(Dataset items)
▬▬▬▬▬▬▬▬▬▬

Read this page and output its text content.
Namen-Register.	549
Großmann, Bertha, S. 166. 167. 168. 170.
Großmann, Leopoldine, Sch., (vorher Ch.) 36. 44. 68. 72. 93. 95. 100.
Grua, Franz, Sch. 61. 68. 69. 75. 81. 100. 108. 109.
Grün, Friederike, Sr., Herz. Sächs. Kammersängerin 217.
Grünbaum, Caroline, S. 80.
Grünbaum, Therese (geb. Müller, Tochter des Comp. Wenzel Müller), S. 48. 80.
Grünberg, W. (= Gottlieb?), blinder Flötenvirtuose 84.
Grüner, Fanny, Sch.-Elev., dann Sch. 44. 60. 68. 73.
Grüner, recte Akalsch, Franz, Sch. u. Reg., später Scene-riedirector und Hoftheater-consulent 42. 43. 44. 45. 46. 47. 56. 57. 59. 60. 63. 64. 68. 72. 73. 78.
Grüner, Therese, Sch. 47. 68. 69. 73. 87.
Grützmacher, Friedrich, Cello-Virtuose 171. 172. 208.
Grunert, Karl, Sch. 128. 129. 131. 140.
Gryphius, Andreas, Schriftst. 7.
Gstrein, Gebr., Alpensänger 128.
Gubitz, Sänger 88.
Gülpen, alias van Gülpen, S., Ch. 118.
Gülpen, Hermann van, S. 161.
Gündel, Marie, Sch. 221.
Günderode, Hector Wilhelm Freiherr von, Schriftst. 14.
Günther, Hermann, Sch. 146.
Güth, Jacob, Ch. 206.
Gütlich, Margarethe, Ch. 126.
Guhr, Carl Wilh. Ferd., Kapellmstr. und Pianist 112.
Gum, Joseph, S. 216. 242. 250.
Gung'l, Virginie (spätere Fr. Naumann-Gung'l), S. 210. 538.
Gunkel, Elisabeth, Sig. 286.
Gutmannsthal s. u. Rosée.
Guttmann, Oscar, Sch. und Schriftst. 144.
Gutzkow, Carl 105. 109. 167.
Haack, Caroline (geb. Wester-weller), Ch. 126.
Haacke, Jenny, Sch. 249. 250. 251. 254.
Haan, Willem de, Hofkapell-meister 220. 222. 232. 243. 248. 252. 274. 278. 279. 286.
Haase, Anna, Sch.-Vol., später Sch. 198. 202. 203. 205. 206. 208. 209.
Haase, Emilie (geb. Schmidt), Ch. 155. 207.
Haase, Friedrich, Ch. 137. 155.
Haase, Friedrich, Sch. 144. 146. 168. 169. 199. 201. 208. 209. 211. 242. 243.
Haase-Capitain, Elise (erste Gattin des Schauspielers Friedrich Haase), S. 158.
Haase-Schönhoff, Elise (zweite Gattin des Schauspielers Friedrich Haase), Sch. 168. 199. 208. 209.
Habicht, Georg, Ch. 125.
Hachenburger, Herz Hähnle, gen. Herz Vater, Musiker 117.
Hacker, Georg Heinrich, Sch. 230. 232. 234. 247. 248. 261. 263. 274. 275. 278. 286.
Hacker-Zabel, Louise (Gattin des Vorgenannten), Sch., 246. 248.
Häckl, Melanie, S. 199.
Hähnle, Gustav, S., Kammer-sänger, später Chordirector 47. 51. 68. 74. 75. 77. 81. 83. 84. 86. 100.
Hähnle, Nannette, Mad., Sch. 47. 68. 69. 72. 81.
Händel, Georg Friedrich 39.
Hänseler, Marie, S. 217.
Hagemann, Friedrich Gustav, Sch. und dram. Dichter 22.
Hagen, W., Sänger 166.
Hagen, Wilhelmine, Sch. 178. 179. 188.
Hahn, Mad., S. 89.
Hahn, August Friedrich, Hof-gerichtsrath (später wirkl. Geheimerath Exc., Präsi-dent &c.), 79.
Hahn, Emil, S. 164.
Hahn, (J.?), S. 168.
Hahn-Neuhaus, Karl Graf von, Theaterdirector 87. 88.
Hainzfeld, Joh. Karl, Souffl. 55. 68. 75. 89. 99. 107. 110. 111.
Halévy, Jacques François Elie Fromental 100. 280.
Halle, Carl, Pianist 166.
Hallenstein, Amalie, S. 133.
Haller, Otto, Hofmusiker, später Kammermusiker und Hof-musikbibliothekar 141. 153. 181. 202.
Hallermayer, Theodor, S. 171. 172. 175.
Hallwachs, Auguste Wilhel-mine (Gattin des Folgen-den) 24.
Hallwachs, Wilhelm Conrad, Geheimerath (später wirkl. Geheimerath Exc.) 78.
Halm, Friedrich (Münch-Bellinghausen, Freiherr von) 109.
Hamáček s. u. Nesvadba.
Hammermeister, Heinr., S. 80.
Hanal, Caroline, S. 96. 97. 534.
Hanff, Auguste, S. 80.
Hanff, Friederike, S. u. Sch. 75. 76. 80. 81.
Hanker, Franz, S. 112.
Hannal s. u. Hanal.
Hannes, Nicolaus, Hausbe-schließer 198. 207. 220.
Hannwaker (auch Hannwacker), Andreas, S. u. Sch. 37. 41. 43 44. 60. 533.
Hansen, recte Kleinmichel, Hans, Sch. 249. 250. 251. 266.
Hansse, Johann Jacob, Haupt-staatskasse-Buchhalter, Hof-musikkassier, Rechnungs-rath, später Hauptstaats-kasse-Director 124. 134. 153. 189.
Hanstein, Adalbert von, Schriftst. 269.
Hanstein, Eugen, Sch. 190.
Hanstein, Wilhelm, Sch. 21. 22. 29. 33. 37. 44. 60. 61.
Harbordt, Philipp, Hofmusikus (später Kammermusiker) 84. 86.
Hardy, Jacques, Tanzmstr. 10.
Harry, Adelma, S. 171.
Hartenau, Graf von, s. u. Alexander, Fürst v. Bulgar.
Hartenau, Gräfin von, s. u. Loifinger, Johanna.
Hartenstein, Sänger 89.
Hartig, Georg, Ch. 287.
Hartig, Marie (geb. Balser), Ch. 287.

▬▬▬▬▬▬▬▬▬▬

Copy out all lines where the word "Gustav" appears.

> [Result]
Hähnle, Gustav, S., Kammer-sänger, später Chordirector 47. 51. 68. 74. 75. 77. 81. 83. 84. 86. 100.
Hagemann, Friedrich Gustav, Sch. und dram. Dichter 22.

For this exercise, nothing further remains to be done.